■ **EXERCISE**:
Each line below that contains "JSON" counts once; report the total and nothing more.

## start PROVIDED DATA

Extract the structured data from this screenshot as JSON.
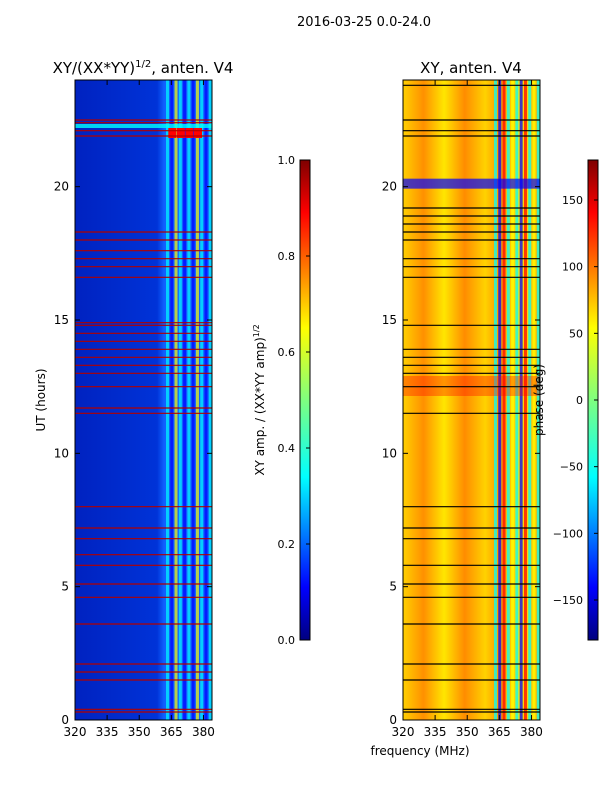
{
  "figure": {
    "suptitle": "2016-03-25 0.0-24.0"
  },
  "colors": {
    "jet_low": "#00007f",
    "jet_blue": "#0000ff",
    "jet_cyan": "#00ffff",
    "jet_yellow": "#ffff00",
    "jet_red": "#ff0000",
    "jet_high": "#7f0000",
    "flag_line_red": "#b00000",
    "flag_line_dark": "#000000"
  },
  "chart_data": [
    {
      "type": "heatmap",
      "title": "XY/(XX*YY)",
      "title_exponent": "1/2",
      "title_suffix": ", anten. V4",
      "xlabel": "",
      "ylabel": "UT (hours)",
      "xlim": [
        320,
        384
      ],
      "ylim": [
        0,
        24
      ],
      "xticks": [
        320,
        335,
        350,
        365,
        380
      ],
      "yticks": [
        0,
        5,
        10,
        15,
        20
      ],
      "colorbar": {
        "label": "XY amp. / (XX*YY amp)",
        "label_exponent": "1/2",
        "vmin": 0.0,
        "vmax": 1.0,
        "ticks": [
          "0.0",
          "0.2",
          "0.4",
          "0.6",
          "0.8",
          "1.0"
        ]
      },
      "flagged_hours": [
        0.3,
        0.4,
        1.5,
        1.8,
        2.1,
        3.6,
        4.6,
        5.1,
        5.8,
        6.2,
        6.8,
        7.2,
        8.0,
        11.5,
        11.7,
        12.5,
        13.0,
        13.3,
        13.6,
        13.9,
        14.2,
        14.5,
        14.8,
        14.9,
        16.6,
        17.0,
        17.3,
        17.6,
        18.0,
        18.3,
        21.9,
        22.1,
        22.4,
        22.5
      ]
    },
    {
      "type": "heatmap",
      "title": "XY, anten. V4",
      "xlabel": "frequency (MHz)",
      "ylabel": "",
      "xlim": [
        320,
        384
      ],
      "ylim": [
        0,
        24
      ],
      "xticks": [
        320,
        335,
        350,
        365,
        380
      ],
      "yticks": [
        0,
        5,
        10,
        15,
        20
      ],
      "colorbar": {
        "label": "phase (deg)",
        "vmin": -180,
        "vmax": 180,
        "ticks": [
          "−150",
          "−100",
          "−50",
          "0",
          "50",
          "100",
          "150"
        ]
      },
      "flagged_hours": [
        0.3,
        0.4,
        1.5,
        2.1,
        3.6,
        4.6,
        5.1,
        5.8,
        6.8,
        7.2,
        8.0,
        11.5,
        12.5,
        13.0,
        13.3,
        13.6,
        13.9,
        14.8,
        16.6,
        17.0,
        17.3,
        18.0,
        18.3,
        18.6,
        18.9,
        19.2,
        21.9,
        22.1,
        22.5,
        23.8
      ]
    }
  ]
}
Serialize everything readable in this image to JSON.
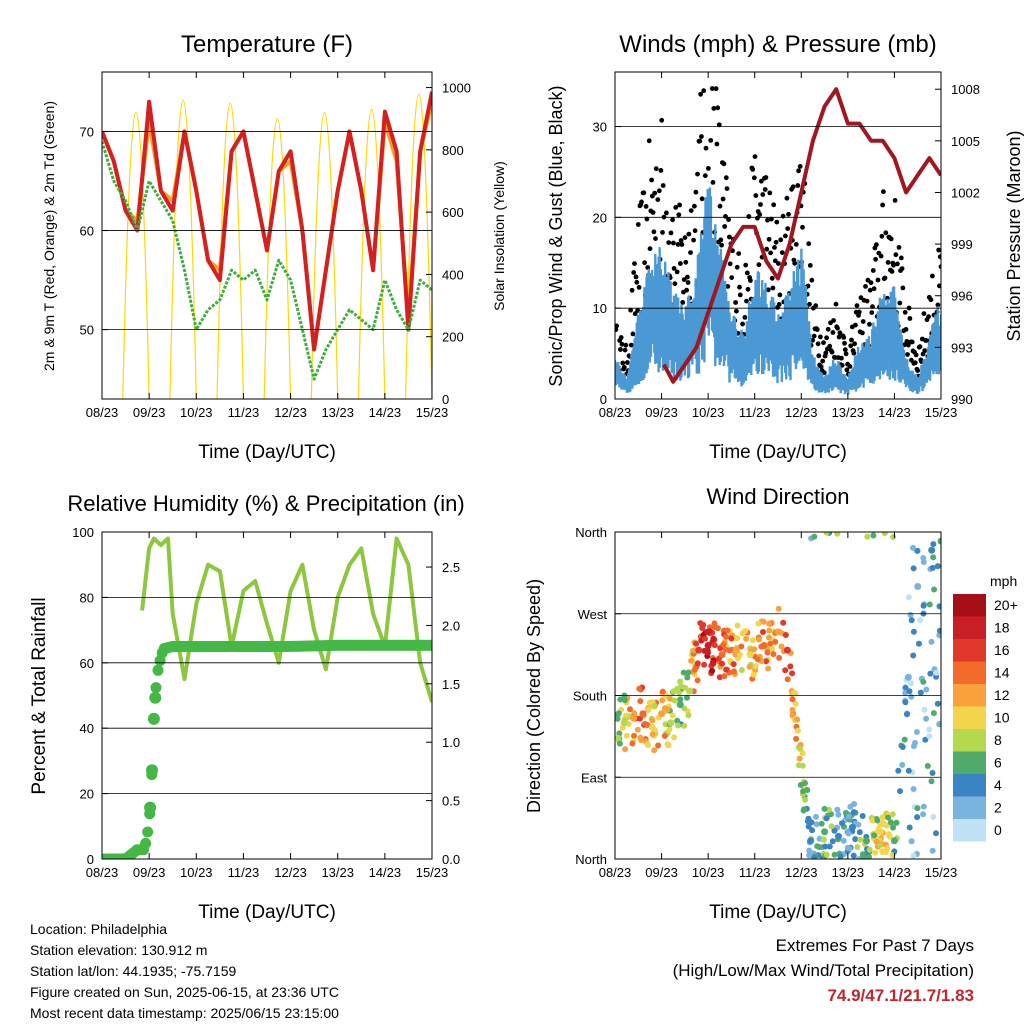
{
  "panels": {
    "temperature": {
      "title": "Temperature (F)",
      "xlabel": "Time (Day/UTC)",
      "ylabel_left": "2m & 9m T (Red, Orange) & 2m Td (Green)",
      "ylabel_right": "Solar Insolation (Yellow)"
    },
    "winds": {
      "title": "Winds (mph) & Pressure (mb)",
      "xlabel": "Time (Day/UTC)",
      "ylabel_left": "Sonic/Prop Wind & Gust (Blue, Black)",
      "ylabel_right": "Station Pressure (Maroon)"
    },
    "humidity": {
      "title": "Relative Humidity (%) & Precipitation (in)",
      "xlabel": "Time (Day/UTC)",
      "ylabel_left": "Percent & Total Rainfall"
    },
    "direction": {
      "title": "Wind Direction",
      "xlabel": "Time (Day/UTC)",
      "ylabel_left": "Direction (Colored By Speed)"
    }
  },
  "x_ticks": [
    "08/23",
    "09/23",
    "10/23",
    "11/23",
    "12/23",
    "13/23",
    "14/23",
    "15/23"
  ],
  "legend": {
    "title": "mph",
    "labels": [
      "20+",
      "18",
      "16",
      "14",
      "12",
      "10",
      "8",
      "6",
      "4",
      "2",
      "0"
    ],
    "colors": [
      "#a50f15",
      "#c81e26",
      "#e0382a",
      "#f26b2a",
      "#f9a23c",
      "#f2d54a",
      "#b5d84e",
      "#4eab6a",
      "#3a83c4",
      "#79b4e0",
      "#bfe2f5"
    ]
  },
  "info": {
    "location": "Location: Philadelphia",
    "elevation": "Station elevation: 130.912 m",
    "latlon": "Station lat/lon: 44.1935; -75.7159",
    "created": "Figure created on Sun, 2025-06-15, at 23:36 UTC",
    "timestamp": "Most recent data timestamp: 2025/06/15 23:15:00"
  },
  "extremes": {
    "title": "Extremes For Past 7 Days",
    "subtitle": "(High/Low/Max Wind/Total Precipitation)",
    "values": "74.9/47.1/21.7/1.83"
  },
  "colors": {
    "temp_2m": "#d42020",
    "temp_9m": "#f5a020",
    "dewpoint": "#3fae3f",
    "solar": "#ffd700",
    "wind": "#4a98d4",
    "gust": "#000000",
    "pressure": "#a0181f",
    "rh": "#8dc63f",
    "precip": "#44b844",
    "extremes_text": "#c0262d"
  },
  "chart_data": [
    {
      "type": "line",
      "title": "Temperature (F)",
      "xlabel": "Time (Day/UTC)",
      "ylabel": "2m & 9m T (Red, Orange) & 2m Td (Green)",
      "y2label": "Solar Insolation (Yellow)",
      "x": [
        8,
        8.25,
        8.5,
        8.75,
        9,
        9.25,
        9.5,
        9.75,
        10,
        10.25,
        10.5,
        10.75,
        11,
        11.25,
        11.5,
        11.75,
        12,
        12.25,
        12.5,
        12.75,
        13,
        13.25,
        13.5,
        13.75,
        14,
        14.25,
        14.5,
        14.75,
        15
      ],
      "xlim": [
        8,
        15
      ],
      "ylim": [
        43,
        76
      ],
      "y2lim": [
        0,
        1050
      ],
      "series": [
        {
          "name": "2m T",
          "values": [
            70,
            67,
            62,
            60,
            73,
            64,
            62,
            70,
            64,
            57,
            55,
            68,
            70,
            64,
            58,
            66,
            68,
            60,
            48,
            56,
            64,
            70,
            64,
            56,
            72,
            68,
            50,
            68,
            74
          ]
        },
        {
          "name": "9m T",
          "values": [
            70,
            67,
            62,
            61,
            71,
            64,
            63,
            70,
            64,
            57,
            56,
            68,
            70,
            64,
            58,
            66,
            67,
            60,
            48,
            56,
            64,
            70,
            64,
            56,
            71,
            67,
            51,
            68,
            73
          ]
        },
        {
          "name": "2m Td",
          "values": [
            69,
            65,
            63,
            60,
            65,
            63,
            61,
            56,
            50,
            52,
            53,
            56,
            55,
            56,
            53,
            57,
            55,
            50,
            45,
            48,
            50,
            52,
            51,
            50,
            55,
            52,
            50,
            55,
            54
          ]
        }
      ],
      "solar_peaks": [
        {
          "x": 8.72,
          "value": 920
        },
        {
          "x": 9.72,
          "value": 960
        },
        {
          "x": 10.72,
          "value": 950
        },
        {
          "x": 11.72,
          "value": 900
        },
        {
          "x": 12.72,
          "value": 920
        },
        {
          "x": 13.72,
          "value": 930
        },
        {
          "x": 14.72,
          "value": 980
        }
      ]
    },
    {
      "type": "line",
      "title": "Winds (mph) & Pressure (mb)",
      "xlabel": "Time (Day/UTC)",
      "ylabel": "Sonic/Prop Wind & Gust (Blue, Black)",
      "y2label": "Station Pressure (Maroon)",
      "x": [
        8,
        8.25,
        8.5,
        8.75,
        9,
        9.25,
        9.5,
        9.75,
        10,
        10.25,
        10.5,
        10.75,
        11,
        11.25,
        11.5,
        11.75,
        12,
        12.25,
        12.5,
        12.75,
        13,
        13.25,
        13.5,
        13.75,
        14,
        14.25,
        14.5,
        14.75,
        15
      ],
      "xlim": [
        8,
        15
      ],
      "ylim": [
        0,
        36
      ],
      "y2lim": [
        990,
        1009
      ],
      "series": [
        {
          "name": "Wind",
          "values": [
            4,
            2,
            8,
            12,
            14,
            10,
            8,
            12,
            20,
            14,
            8,
            6,
            12,
            11,
            8,
            10,
            14,
            4,
            2,
            4,
            2,
            5,
            6,
            10,
            10,
            4,
            2,
            6,
            9
          ]
        },
        {
          "name": "Gust",
          "values": [
            6,
            4,
            14,
            20,
            22,
            16,
            14,
            20,
            32,
            22,
            14,
            10,
            20,
            18,
            14,
            16,
            22,
            8,
            5,
            8,
            4,
            8,
            10,
            16,
            16,
            8,
            4,
            9,
            12
          ]
        },
        {
          "name": "Pressure",
          "x": [
            9.05,
            9.25,
            9.5,
            9.75,
            10,
            10.25,
            10.5,
            10.75,
            11,
            11.25,
            11.5,
            11.75,
            12,
            12.25,
            12.5,
            12.75,
            13,
            13.25,
            13.5,
            13.75,
            14,
            14.25,
            14.5,
            14.75,
            15
          ],
          "values": [
            992,
            991,
            992,
            993,
            995,
            997,
            999,
            1000,
            1000,
            998,
            997,
            999,
            1002,
            1005,
            1007,
            1008,
            1006,
            1006,
            1005,
            1005,
            1004,
            1002,
            1003,
            1004,
            1003
          ]
        }
      ]
    },
    {
      "type": "scatter",
      "title": "Relative Humidity (%) & Precipitation (in)",
      "xlabel": "Time (Day/UTC)",
      "ylabel": "Percent & Total Rainfall",
      "xlim": [
        8,
        15
      ],
      "ylim": [
        0,
        100
      ],
      "y2lim": [
        0,
        2.8
      ],
      "series": [
        {
          "name": "Relative Humidity",
          "x": [
            8.85,
            9,
            9.1,
            9.25,
            9.4,
            9.5,
            9.75,
            10,
            10.25,
            10.5,
            10.75,
            11,
            11.25,
            11.5,
            11.75,
            12,
            12.25,
            12.5,
            12.75,
            13,
            13.25,
            13.5,
            13.75,
            14,
            14.25,
            14.5,
            14.75,
            15
          ],
          "values": [
            76,
            95,
            98,
            96,
            98,
            75,
            55,
            78,
            90,
            88,
            65,
            82,
            85,
            72,
            60,
            82,
            90,
            70,
            58,
            80,
            90,
            95,
            75,
            65,
            98,
            90,
            60,
            48
          ]
        },
        {
          "name": "Total Precipitation",
          "x": [
            8,
            8.5,
            8.75,
            8.9,
            9,
            9.05,
            9.1,
            9.15,
            9.2,
            9.3,
            9.5,
            10,
            11,
            12,
            13,
            14,
            15
          ],
          "values": [
            0,
            0,
            0.08,
            0.08,
            0.3,
            0.65,
            1.2,
            1.5,
            1.65,
            1.8,
            1.82,
            1.82,
            1.82,
            1.82,
            1.83,
            1.83,
            1.83
          ]
        }
      ]
    },
    {
      "type": "scatter",
      "title": "Wind Direction",
      "xlabel": "Time (Day/UTC)",
      "ylabel": "Direction (Colored By Speed)",
      "xlim": [
        8,
        15
      ],
      "y_ticks": [
        "North",
        "East",
        "South",
        "West",
        "North"
      ],
      "ylim": [
        0,
        360
      ],
      "points": [
        {
          "x": 8.2,
          "dir": 150,
          "speed": 8
        },
        {
          "x": 8.4,
          "dir": 155,
          "speed": 12
        },
        {
          "x": 8.6,
          "dir": 160,
          "speed": 14
        },
        {
          "x": 8.8,
          "dir": 145,
          "speed": 10
        },
        {
          "x": 9.0,
          "dir": 160,
          "speed": 12
        },
        {
          "x": 9.2,
          "dir": 150,
          "speed": 8
        },
        {
          "x": 9.4,
          "dir": 170,
          "speed": 6
        },
        {
          "x": 9.6,
          "dir": 185,
          "speed": 8
        },
        {
          "x": 9.8,
          "dir": 230,
          "speed": 16
        },
        {
          "x": 10.0,
          "dir": 235,
          "speed": 18
        },
        {
          "x": 10.3,
          "dir": 225,
          "speed": 14
        },
        {
          "x": 10.6,
          "dir": 230,
          "speed": 12
        },
        {
          "x": 10.9,
          "dir": 225,
          "speed": 10
        },
        {
          "x": 11.2,
          "dir": 235,
          "speed": 14
        },
        {
          "x": 11.5,
          "dir": 250,
          "speed": 12
        },
        {
          "x": 11.7,
          "dir": 230,
          "speed": 16
        },
        {
          "x": 12.2,
          "dir": 20,
          "speed": 4
        },
        {
          "x": 12.5,
          "dir": 30,
          "speed": 6
        },
        {
          "x": 12.8,
          "dir": 25,
          "speed": 4
        },
        {
          "x": 13.1,
          "dir": 35,
          "speed": 4
        },
        {
          "x": 13.4,
          "dir": 20,
          "speed": 6
        },
        {
          "x": 13.7,
          "dir": 30,
          "speed": 10
        },
        {
          "x": 14.0,
          "dir": 20,
          "speed": 6
        },
        {
          "x": 14.3,
          "dir": 200,
          "speed": 2
        },
        {
          "x": 14.5,
          "dir": 300,
          "speed": 2
        },
        {
          "x": 14.8,
          "dir": 340,
          "speed": 4
        },
        {
          "x": 15.0,
          "dir": 350,
          "speed": 6
        }
      ]
    }
  ]
}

## end PROVIDED DATA

■ **OUTPUT OF THE EXERCISE**:
2